## Provided data:
— Begin —
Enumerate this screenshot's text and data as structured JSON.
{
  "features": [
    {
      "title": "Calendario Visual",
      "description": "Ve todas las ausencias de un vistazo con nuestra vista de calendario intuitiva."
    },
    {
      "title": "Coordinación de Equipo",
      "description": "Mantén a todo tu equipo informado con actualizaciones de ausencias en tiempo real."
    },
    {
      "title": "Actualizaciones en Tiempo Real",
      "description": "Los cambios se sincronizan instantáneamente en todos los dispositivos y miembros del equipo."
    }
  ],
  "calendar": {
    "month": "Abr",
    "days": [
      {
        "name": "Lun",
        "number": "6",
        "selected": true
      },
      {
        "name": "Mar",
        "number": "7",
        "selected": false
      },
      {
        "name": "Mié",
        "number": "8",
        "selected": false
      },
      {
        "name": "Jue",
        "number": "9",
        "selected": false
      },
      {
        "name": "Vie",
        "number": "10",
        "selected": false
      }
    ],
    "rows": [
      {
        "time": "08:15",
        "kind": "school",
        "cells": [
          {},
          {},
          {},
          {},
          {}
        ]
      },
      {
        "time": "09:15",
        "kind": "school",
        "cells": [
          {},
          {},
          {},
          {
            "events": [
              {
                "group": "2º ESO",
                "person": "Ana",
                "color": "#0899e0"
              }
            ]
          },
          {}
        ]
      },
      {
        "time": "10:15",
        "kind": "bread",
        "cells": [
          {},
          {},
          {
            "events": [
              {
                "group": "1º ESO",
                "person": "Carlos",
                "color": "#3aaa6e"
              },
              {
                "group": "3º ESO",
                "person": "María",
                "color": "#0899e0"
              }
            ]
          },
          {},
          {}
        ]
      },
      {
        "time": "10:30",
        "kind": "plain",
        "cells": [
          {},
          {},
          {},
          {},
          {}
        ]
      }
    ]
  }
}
— End —
## Task to complete:
Produce an exact copy of all the records.

## Correct result:
Enumerate this screenshot's text and data as structured JSON.
{
  "features": [
    {
      "title": "Calendario Visual",
      "description": "Ve todas las ausencias de un vistazo con nuestra vista de calendario intuitiva."
    },
    {
      "title": "Coordinación de Equipo",
      "description": "Mantén a todo tu equipo informado con actualizaciones de ausencias en tiempo real."
    },
    {
      "title": "Actualizaciones en Tiempo Real",
      "description": "Los cambios se sincronizan instantáneamente en todos los dispositivos y miembros del equipo."
    }
  ],
  "calendar": {
    "month": "Abr",
    "days": [
      {
        "name": "Lun",
        "number": "6",
        "selected": true
      },
      {
        "name": "Mar",
        "number": "7",
        "selected": false
      },
      {
        "name": "Mié",
        "number": "8",
        "selected": false
      },
      {
        "name": "Jue",
        "number": "9",
        "selected": false
      },
      {
        "name": "Vie",
        "number": "10",
        "selected": false
      }
    ],
    "rows": [
      {
        "time": "08:15",
        "kind": "school",
        "cells": [
          {},
          {},
          {},
          {},
          {}
        ]
      },
      {
        "time": "09:15",
        "kind": "school",
        "cells": [
          {},
          {},
          {},
          {
            "events": [
              {
                "group": "2º ESO",
                "person": "Ana",
                "color": "#0899e0"
              }
            ]
          },
          {}
        ]
      },
      {
        "time": "10:15",
        "kind": "bread",
        "cells": [
          {},
          {},
          {
            "events": [
              {
                "group": "1º ESO",
                "person": "Carlos",
                "color": "#3aaa6e"
              },
              {
                "group": "3º ESO",
                "person": "María",
                "color": "#0899e0"
              }
            ]
          },
          {},
          {}
        ]
      },
      {
        "time": "10:30",
        "kind": "plain",
        "cells": [
          {},
          {},
          {},
          {},
          {}
        ]
      }
    ]
  }
}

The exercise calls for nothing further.